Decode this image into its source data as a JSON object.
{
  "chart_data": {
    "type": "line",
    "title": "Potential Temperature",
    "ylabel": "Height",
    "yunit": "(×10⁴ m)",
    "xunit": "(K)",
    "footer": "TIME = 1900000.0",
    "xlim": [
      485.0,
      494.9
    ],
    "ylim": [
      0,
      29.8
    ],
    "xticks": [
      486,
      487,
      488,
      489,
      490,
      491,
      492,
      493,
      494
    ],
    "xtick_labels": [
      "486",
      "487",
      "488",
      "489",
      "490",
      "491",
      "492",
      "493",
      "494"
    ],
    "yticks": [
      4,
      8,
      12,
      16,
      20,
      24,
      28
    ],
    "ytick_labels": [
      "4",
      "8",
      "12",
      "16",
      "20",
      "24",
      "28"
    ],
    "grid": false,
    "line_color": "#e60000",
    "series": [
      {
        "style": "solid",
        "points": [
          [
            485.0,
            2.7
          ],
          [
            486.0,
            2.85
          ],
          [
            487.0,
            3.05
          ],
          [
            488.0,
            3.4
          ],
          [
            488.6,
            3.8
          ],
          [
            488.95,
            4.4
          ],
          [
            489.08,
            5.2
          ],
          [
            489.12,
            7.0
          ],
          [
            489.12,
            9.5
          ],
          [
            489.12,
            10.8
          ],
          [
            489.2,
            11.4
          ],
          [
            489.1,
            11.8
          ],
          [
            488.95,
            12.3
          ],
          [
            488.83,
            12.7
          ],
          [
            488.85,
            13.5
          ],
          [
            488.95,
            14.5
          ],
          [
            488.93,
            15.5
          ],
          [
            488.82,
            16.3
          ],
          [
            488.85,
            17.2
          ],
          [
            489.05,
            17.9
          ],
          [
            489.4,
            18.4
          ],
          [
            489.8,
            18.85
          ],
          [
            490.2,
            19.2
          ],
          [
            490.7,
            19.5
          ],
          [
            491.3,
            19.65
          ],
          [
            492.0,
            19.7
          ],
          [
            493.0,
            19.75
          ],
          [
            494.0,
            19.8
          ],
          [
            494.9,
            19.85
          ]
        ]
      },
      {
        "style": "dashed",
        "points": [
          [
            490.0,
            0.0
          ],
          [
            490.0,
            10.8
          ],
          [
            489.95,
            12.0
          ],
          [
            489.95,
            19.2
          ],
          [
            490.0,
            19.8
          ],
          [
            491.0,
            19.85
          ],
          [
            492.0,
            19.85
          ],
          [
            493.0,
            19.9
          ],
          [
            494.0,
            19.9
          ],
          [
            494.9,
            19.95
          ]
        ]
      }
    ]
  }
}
※ ※ ※
**GIVEN PROBLEM:** Exactly reproduce all of the entries above.

**RESULT FOR THIS EXERCISE:**
Decode this image into its source data as a JSON object.
{
  "chart_data": {
    "type": "line",
    "title": "Potential Temperature",
    "ylabel": "Height",
    "yunit": "(×10⁴ m)",
    "xunit": "(K)",
    "footer": "TIME = 1900000.0",
    "xlim": [
      485.0,
      494.9
    ],
    "ylim": [
      0,
      29.8
    ],
    "xticks": [
      486,
      487,
      488,
      489,
      490,
      491,
      492,
      493,
      494
    ],
    "xtick_labels": [
      "486",
      "487",
      "488",
      "489",
      "490",
      "491",
      "492",
      "493",
      "494"
    ],
    "yticks": [
      4,
      8,
      12,
      16,
      20,
      24,
      28
    ],
    "ytick_labels": [
      "4",
      "8",
      "12",
      "16",
      "20",
      "24",
      "28"
    ],
    "grid": false,
    "line_color": "#e60000",
    "series": [
      {
        "style": "solid",
        "points": [
          [
            485.0,
            2.7
          ],
          [
            486.0,
            2.85
          ],
          [
            487.0,
            3.05
          ],
          [
            488.0,
            3.4
          ],
          [
            488.6,
            3.8
          ],
          [
            488.95,
            4.4
          ],
          [
            489.08,
            5.2
          ],
          [
            489.12,
            7.0
          ],
          [
            489.12,
            9.5
          ],
          [
            489.12,
            10.8
          ],
          [
            489.2,
            11.4
          ],
          [
            489.1,
            11.8
          ],
          [
            488.95,
            12.3
          ],
          [
            488.83,
            12.7
          ],
          [
            488.85,
            13.5
          ],
          [
            488.95,
            14.5
          ],
          [
            488.93,
            15.5
          ],
          [
            488.82,
            16.3
          ],
          [
            488.85,
            17.2
          ],
          [
            489.05,
            17.9
          ],
          [
            489.4,
            18.4
          ],
          [
            489.8,
            18.85
          ],
          [
            490.2,
            19.2
          ],
          [
            490.7,
            19.5
          ],
          [
            491.3,
            19.65
          ],
          [
            492.0,
            19.7
          ],
          [
            493.0,
            19.75
          ],
          [
            494.0,
            19.8
          ],
          [
            494.9,
            19.85
          ]
        ]
      },
      {
        "style": "dashed",
        "points": [
          [
            490.0,
            0.0
          ],
          [
            490.0,
            10.8
          ],
          [
            489.95,
            12.0
          ],
          [
            489.95,
            19.2
          ],
          [
            490.0,
            19.8
          ],
          [
            491.0,
            19.85
          ],
          [
            492.0,
            19.85
          ],
          [
            493.0,
            19.9
          ],
          [
            494.0,
            19.9
          ],
          [
            494.9,
            19.95
          ]
        ]
      }
    ]
  }
}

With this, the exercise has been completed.